• **Passage**:
####

Concert: Paquito D'Rivera Quintet, June 23, Winnipeg
Paquito D'Rivera Quintet / Robert Occhipinti Quintet
Jazz Winnipeg Festival
Friday, June 23, 2006
Manitoba Theatre Centre
As luck would have it, I bought a ticket in the afternoon and ended up in the front row for this show!
Robert Occhipinti and his group are fairly unknown to me, but they have gained some notoriety in the Canadian jazz scene. His pianist, Hilario Duran, won a Juno and I believe Robert has, as well. Composer/producer Occhipinti is one of Canada's top bass players. I'm not as keen on straight-ahead jazz when the players are reading sheet music and this show helped me recall why. With sheet music, you get more structure and with more structure, the music just doesn't cook as much as I would have liked. Strong words, I know, to describe some of the finest talent around, but I know these players could have really smoked in a smaller group setting with far more spontaneous, combustible, playing. The benchmark for what I'm talking about was created by the McCoy Tyner Trio, earlier this week. Easily one the of most astonishing jazz performances that I've seen. As terrific the players were in Robert Occhipinti's band were, I wasn't elevated to that feeling of grandeur that jazz fans always seek - jazz heaven. I bought Occhipinti's cd Yemaya, which came out in 2005 and hope to get a better understanding of his music. He's also won Jazz Producer of the year twice now in Canada. I also bought a copy of Hilario Duran's latest cd. Rounding out Occhipinti's group were trumpeter Kevin Turcotte, saxophonist Phil Dwyer, and drummer Dafnis Prieto.
Paquito D'Rivera is a very well known NY-based, Cuban-born sax player. The last time he was in town, if I recall correctly, he recorded an album with the Kerry Kluner Jazz Lab Band, at the West End Cultural Centre. Trumpeter Kluner, a Harvard-trained psychiatrist, passed away a few years ago, but I was at this show, some 18 years ago.

####

• **Raw data**:
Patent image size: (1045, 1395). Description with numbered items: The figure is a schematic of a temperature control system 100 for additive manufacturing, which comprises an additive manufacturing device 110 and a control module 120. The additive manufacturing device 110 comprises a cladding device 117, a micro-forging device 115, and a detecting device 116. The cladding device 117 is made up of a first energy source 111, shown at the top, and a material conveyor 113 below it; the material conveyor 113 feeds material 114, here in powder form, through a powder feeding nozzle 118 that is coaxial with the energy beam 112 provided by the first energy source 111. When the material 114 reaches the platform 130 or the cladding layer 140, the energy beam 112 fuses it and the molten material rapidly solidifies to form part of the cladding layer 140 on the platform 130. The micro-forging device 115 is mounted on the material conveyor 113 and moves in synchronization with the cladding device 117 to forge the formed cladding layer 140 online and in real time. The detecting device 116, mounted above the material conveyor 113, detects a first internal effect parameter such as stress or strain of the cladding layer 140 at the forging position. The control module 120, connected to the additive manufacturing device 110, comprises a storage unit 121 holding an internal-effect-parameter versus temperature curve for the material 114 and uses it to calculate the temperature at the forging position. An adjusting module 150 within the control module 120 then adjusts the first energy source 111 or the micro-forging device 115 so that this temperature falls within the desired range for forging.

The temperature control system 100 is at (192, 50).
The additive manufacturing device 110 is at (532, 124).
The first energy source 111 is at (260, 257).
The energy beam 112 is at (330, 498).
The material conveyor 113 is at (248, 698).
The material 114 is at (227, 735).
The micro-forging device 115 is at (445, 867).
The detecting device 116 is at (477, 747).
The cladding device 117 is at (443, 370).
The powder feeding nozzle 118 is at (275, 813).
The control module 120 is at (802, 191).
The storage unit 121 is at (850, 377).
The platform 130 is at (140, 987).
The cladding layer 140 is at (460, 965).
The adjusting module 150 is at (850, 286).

####

• **Tasks**:
1. Do these statements agree with the concert review? Answer yes or no for each, quoting the words of the review that decide it.
(a) The writer bought the ticket that afternoon and sat in the front row.
(b) Hilario Duran plays saxophone in Robert Occhipinti's group.
(c) Paquito D'Rivera was born in New York.
2. Can you write the next part of the concert review, picking up after its last sentence?

• **Exercise results**:
1.
(a) Yes: "I bought a ticket in the afternoon and ended up in the front row for this show!"
(b) No: "His pianist, Hilario Duran, won a Juno"
(c) No: "Paquito D'Rivera is a very well known NY-based, Cuban-born sax player."

2.
Like the opening band, D'Rivera's group were superb players, but I didn't quite reach jazz heaven. In between songs, D'Rivera told stories about the inspiration behind the songs, paying tribute to Canadian Moe Koffman, among others. One of the songs was called Waltz For Moe, who D' Rivera fondly recalled with praise. At times, he swayed and danced a bit to the music which added to the non-serious atmosphere. As a special treat, they played a recently transcribed Dizzy Gillespie composition that was performed in Buenos Aires in the 1956 by the man himself. He wore a microphone, which allowed him to speak with amplification from anywhere on stage, but it also had the unintended feature of letting us hear every single inhale he took. For future shows, I'd recommend he not wear the mike. Paquito's show was a colorful palette of sound, with an emphasis on the rich musical tradition from Cuba and South America. Paquito does has a heavy accent but his charisma and jovial spirit is almost second to none in jazz. He's funny and very comfortable speaking in front of crowds, unlike a lot of players who keep their speaking to a bare minimum.
The audience really enjoyed both shows. Robert Occhipinti has a new legion of fans and Paquito has once again reminded fans why has been regarded as one of the most brilliant and entertaining saxophone players, for decades now.
My rating for this show is 4/5.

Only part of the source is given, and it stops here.